» Required work:
Report, word for word, every line of the material that contains "consumidor".

» Rows:
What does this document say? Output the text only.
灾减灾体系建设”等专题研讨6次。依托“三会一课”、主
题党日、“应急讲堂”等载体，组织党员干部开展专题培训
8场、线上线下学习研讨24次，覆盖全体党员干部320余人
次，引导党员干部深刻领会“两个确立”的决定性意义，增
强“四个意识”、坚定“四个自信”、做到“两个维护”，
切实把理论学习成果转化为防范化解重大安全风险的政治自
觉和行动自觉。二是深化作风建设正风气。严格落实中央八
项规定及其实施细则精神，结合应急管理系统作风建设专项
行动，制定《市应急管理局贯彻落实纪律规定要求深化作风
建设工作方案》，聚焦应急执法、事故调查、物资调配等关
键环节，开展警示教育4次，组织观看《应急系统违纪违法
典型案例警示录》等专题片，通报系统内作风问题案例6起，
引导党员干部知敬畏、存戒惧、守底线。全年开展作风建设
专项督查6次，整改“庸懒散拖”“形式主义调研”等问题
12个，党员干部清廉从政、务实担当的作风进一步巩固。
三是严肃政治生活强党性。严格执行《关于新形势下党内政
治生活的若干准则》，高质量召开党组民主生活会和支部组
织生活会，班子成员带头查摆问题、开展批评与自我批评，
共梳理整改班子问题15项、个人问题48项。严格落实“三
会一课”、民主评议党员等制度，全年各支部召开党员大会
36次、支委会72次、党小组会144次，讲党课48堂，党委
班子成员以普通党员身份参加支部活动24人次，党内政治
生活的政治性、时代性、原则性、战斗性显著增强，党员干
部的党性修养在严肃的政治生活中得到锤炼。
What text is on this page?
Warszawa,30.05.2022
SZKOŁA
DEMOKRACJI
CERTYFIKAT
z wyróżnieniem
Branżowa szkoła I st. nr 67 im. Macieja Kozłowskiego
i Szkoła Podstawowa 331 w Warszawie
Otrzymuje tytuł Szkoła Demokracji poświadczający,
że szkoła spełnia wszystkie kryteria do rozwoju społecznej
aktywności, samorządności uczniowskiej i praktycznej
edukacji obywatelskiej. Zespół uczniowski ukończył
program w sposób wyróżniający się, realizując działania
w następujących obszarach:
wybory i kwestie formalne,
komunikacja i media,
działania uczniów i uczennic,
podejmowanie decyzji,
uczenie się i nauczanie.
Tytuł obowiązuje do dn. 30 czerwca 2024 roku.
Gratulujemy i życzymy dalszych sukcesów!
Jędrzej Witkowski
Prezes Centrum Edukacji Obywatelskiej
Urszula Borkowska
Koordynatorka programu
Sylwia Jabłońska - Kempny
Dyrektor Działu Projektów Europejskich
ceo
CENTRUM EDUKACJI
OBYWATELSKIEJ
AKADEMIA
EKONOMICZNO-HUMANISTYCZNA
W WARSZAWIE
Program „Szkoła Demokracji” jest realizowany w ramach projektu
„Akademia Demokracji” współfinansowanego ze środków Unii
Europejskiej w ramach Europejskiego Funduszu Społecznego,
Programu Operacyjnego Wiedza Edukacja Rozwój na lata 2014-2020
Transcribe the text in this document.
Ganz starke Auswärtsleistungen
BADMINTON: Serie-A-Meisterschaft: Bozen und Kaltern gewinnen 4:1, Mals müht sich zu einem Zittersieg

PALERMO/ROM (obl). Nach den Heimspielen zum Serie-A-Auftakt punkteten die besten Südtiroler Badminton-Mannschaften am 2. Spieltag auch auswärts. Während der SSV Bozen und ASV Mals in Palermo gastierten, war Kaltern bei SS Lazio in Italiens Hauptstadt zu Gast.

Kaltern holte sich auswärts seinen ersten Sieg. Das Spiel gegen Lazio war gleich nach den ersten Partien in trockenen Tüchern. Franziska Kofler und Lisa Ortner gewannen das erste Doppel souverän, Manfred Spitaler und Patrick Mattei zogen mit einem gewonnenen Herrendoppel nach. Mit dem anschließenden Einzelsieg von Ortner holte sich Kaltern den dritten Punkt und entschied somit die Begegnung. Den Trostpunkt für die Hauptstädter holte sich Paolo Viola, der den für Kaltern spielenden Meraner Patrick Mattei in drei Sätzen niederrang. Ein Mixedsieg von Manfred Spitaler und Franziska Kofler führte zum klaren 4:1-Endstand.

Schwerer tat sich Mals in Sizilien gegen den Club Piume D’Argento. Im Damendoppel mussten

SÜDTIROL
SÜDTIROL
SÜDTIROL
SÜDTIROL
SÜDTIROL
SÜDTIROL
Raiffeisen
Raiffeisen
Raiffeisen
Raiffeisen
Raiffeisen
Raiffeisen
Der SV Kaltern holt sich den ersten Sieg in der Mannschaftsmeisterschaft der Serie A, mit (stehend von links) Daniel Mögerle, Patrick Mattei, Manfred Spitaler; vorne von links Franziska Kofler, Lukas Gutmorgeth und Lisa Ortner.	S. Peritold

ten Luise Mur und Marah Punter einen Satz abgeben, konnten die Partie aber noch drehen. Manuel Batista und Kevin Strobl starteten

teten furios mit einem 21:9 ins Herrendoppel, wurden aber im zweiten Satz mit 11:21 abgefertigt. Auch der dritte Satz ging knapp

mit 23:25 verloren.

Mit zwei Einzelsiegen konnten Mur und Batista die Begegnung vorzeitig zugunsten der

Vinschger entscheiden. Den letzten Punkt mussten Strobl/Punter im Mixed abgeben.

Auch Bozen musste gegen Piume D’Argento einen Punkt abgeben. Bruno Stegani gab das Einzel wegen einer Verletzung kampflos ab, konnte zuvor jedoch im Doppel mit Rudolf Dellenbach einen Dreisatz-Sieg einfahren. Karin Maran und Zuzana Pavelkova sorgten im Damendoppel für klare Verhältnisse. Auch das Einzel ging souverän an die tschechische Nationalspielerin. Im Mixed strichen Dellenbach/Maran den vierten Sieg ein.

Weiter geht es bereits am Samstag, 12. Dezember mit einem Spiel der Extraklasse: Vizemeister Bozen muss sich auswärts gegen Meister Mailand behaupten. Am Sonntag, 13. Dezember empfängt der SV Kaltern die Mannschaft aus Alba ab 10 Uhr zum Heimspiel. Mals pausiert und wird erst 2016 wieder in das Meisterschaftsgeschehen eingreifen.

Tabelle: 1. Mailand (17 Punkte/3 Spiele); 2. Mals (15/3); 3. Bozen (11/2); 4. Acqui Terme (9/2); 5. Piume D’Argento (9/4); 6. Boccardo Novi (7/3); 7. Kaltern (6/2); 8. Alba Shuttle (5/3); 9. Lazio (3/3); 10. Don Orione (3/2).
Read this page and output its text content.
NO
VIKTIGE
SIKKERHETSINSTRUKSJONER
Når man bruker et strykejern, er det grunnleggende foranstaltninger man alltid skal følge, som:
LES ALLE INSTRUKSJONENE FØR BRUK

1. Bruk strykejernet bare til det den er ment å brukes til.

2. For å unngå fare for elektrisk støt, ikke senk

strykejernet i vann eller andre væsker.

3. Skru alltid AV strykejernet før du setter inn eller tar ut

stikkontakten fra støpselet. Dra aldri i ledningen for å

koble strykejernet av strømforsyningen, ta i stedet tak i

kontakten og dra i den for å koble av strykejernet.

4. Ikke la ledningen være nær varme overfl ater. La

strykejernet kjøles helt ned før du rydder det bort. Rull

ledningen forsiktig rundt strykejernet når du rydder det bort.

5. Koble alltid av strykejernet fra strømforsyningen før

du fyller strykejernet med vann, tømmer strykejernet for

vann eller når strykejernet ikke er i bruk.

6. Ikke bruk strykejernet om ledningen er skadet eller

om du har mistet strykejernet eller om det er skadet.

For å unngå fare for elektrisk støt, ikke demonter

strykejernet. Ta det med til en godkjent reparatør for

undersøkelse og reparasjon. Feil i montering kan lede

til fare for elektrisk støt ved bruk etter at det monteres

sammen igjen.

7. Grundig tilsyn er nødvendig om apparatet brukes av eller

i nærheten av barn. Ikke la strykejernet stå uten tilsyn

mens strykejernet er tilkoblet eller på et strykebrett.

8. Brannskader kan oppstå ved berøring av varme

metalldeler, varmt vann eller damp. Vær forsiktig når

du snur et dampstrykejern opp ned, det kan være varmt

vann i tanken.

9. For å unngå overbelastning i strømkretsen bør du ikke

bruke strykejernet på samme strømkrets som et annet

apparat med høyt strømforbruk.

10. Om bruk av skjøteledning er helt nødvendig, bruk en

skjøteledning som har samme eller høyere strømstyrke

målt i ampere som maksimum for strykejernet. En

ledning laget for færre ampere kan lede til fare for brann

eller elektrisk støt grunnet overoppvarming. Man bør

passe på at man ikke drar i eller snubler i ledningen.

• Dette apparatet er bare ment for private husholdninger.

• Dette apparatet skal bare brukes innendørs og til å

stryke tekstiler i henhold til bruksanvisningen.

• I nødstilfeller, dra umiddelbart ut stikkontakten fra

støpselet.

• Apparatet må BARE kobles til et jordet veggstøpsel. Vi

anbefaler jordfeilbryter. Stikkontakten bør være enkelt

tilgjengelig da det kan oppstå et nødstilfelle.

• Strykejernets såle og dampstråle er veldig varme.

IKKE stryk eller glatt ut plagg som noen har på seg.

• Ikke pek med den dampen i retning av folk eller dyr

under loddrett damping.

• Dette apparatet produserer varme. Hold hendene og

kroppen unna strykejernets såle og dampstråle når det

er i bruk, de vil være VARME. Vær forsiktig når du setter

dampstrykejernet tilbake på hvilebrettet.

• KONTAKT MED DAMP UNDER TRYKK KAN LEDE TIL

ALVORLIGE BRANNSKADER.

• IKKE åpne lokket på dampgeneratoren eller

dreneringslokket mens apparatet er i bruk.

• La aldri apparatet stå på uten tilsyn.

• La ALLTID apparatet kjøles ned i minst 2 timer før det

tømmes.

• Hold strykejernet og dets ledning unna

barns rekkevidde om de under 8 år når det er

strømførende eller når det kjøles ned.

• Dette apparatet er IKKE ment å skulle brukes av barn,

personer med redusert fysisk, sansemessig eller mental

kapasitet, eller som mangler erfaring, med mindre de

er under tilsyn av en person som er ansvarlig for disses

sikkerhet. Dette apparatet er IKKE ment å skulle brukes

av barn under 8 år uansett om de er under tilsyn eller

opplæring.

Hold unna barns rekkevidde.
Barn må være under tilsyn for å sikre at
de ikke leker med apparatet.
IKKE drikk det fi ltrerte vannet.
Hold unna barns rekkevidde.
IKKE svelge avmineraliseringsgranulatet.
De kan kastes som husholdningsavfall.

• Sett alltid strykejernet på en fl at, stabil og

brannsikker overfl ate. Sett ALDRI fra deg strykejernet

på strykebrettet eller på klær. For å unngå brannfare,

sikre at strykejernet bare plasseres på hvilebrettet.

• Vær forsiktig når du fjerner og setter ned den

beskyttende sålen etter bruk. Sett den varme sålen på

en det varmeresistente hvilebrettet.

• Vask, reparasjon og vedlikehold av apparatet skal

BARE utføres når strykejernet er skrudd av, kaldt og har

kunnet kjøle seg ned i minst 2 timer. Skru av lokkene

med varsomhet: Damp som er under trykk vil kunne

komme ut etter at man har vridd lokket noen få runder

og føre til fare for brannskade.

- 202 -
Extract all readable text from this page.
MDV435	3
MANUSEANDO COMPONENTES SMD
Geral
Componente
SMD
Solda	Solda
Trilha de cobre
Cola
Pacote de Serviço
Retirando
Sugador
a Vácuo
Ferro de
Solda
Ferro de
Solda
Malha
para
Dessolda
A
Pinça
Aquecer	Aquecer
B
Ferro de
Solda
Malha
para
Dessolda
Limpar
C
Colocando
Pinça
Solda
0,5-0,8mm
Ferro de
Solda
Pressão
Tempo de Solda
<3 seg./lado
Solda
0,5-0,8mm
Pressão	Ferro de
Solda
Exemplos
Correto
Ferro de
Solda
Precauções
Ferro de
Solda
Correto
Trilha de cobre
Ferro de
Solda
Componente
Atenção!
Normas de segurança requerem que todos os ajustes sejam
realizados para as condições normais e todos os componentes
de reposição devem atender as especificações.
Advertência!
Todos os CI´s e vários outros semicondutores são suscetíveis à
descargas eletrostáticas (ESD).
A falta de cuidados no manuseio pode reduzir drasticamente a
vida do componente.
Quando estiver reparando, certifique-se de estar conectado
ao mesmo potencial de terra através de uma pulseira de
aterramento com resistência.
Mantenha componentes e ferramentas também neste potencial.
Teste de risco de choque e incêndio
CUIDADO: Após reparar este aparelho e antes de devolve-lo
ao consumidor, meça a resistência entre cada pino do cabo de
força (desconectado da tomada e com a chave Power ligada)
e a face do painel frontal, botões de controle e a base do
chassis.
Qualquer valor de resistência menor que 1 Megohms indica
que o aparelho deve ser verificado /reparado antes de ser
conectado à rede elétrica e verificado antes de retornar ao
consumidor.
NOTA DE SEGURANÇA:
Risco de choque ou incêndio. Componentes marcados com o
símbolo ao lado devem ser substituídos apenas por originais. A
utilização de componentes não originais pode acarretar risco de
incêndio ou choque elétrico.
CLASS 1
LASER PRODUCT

» Result for this exercise:
ao consumidor, meça a resistência entre cada pino do cabo de
consumidor.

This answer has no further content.